- **WHAT TO PRODUCE**
Look through the data for the string "component". Copy every line where it is found.
^^^^^^^^^^^^^^^^
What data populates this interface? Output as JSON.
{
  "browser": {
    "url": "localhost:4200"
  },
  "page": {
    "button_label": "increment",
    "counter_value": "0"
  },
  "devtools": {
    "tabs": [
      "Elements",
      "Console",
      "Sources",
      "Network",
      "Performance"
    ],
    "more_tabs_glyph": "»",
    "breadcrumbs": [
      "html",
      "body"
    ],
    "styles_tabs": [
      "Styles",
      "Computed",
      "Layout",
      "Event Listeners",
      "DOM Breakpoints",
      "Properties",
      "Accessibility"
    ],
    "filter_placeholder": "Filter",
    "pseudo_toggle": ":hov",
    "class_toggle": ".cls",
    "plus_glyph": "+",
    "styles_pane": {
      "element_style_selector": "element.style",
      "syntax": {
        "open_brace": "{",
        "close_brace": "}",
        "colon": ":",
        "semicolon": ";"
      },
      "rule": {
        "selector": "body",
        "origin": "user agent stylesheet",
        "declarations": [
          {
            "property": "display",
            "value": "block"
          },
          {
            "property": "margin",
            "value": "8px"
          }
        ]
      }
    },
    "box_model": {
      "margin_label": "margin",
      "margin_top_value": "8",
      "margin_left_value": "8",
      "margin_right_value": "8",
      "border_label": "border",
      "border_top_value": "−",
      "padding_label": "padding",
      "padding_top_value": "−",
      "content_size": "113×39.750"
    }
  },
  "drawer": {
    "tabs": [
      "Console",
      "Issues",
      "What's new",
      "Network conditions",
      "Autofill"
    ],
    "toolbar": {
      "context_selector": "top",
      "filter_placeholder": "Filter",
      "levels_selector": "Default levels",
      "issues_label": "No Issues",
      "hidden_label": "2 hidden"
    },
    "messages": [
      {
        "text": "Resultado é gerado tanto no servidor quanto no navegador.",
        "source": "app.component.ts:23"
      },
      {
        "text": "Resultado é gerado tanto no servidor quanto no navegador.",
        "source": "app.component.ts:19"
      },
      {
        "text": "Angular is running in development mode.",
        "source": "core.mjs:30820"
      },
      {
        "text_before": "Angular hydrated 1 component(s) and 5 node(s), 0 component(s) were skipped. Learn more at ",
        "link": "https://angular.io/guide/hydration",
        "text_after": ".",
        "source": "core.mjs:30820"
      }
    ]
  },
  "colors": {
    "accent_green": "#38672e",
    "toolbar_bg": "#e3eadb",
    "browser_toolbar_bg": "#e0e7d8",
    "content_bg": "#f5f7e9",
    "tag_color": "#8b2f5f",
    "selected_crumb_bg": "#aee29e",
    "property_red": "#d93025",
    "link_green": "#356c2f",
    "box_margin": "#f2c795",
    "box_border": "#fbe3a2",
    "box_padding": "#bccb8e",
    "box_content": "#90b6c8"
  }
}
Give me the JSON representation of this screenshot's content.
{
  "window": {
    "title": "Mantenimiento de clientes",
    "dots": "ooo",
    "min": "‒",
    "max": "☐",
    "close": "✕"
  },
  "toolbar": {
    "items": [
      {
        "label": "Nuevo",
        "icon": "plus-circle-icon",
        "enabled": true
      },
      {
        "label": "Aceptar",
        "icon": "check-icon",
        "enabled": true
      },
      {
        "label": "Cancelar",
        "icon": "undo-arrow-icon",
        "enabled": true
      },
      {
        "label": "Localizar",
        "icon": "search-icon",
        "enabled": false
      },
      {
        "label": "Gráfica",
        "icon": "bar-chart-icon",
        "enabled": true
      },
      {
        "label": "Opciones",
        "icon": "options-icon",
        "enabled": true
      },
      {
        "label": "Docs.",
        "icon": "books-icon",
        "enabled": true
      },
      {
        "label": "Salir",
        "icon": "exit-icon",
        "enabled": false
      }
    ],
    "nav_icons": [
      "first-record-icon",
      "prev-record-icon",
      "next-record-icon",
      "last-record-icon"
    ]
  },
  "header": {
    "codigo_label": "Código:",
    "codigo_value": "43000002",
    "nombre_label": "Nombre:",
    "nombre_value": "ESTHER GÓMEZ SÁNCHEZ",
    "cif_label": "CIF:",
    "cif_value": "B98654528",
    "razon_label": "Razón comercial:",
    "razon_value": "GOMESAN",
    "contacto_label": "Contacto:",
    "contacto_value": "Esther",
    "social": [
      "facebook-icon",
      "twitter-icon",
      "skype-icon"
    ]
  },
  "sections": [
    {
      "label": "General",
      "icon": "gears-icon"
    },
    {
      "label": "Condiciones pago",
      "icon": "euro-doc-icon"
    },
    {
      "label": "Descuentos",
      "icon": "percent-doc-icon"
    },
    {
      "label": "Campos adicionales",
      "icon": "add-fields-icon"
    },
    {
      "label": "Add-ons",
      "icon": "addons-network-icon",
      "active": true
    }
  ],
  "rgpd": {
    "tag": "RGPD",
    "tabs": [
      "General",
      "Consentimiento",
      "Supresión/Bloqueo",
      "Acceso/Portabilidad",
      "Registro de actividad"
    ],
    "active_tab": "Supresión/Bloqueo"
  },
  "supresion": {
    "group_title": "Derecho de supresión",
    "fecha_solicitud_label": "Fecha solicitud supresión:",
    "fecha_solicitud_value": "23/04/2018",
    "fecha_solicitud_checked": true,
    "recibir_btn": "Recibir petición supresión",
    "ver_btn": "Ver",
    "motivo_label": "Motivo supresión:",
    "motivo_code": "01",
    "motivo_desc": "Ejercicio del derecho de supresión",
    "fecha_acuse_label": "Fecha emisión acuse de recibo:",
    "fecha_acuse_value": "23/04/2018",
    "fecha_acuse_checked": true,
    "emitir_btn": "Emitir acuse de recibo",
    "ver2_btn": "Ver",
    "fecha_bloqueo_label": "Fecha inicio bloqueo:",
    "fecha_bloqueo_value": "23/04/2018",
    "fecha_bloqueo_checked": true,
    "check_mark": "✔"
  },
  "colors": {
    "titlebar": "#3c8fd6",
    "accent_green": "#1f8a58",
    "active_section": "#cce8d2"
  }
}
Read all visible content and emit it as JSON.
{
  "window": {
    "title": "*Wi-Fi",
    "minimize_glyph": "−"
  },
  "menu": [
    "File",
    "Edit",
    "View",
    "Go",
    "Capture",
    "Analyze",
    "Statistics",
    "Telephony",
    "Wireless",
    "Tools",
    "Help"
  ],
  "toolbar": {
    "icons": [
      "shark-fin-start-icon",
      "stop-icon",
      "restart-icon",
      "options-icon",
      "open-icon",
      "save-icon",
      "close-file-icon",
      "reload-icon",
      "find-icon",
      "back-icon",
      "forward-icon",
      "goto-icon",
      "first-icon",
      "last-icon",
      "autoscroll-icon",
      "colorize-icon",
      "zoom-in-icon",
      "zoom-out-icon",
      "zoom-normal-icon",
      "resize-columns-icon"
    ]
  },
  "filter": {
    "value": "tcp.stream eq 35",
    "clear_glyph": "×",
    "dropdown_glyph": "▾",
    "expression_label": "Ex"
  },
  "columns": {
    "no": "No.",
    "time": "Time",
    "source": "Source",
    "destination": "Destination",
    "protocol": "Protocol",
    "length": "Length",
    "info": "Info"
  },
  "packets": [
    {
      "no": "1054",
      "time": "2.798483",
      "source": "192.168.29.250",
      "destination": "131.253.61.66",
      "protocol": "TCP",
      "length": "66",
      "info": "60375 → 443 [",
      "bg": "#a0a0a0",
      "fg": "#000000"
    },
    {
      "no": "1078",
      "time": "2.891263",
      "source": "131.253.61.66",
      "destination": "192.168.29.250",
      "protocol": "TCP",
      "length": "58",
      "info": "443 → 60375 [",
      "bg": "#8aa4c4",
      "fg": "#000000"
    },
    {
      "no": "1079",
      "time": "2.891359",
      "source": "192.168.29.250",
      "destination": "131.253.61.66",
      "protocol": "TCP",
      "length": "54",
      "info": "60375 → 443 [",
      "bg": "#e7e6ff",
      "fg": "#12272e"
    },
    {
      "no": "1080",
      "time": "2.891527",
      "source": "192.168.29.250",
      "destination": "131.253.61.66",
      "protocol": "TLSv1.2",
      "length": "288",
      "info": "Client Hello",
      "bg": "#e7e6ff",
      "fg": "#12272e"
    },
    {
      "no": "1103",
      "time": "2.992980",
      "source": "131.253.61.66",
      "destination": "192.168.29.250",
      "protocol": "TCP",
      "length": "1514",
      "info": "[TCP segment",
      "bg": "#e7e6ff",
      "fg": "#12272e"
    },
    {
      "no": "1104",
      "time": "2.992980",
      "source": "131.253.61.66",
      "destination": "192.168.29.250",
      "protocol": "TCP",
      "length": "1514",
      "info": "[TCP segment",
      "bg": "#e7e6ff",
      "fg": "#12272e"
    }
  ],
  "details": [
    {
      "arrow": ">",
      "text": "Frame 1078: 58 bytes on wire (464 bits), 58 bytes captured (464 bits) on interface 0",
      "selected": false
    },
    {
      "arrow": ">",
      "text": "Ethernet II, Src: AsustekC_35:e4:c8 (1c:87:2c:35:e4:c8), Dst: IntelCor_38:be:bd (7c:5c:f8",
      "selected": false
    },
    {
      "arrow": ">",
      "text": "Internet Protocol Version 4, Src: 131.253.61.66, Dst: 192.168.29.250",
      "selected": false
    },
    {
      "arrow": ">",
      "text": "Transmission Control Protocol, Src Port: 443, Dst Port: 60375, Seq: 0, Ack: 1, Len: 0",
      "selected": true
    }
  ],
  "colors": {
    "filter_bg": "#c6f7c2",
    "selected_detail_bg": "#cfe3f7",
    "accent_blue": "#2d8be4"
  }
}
^^^^^^^^^^^^^^^^
- **SOLUTION FOR THIS TASK**
        "source": "app.component.ts:23"
        "source": "app.component.ts:19"
        "text_before": "Angular hydrated 1 component(s) and 5 node(s), 0 component(s) were skipped. Learn more at ",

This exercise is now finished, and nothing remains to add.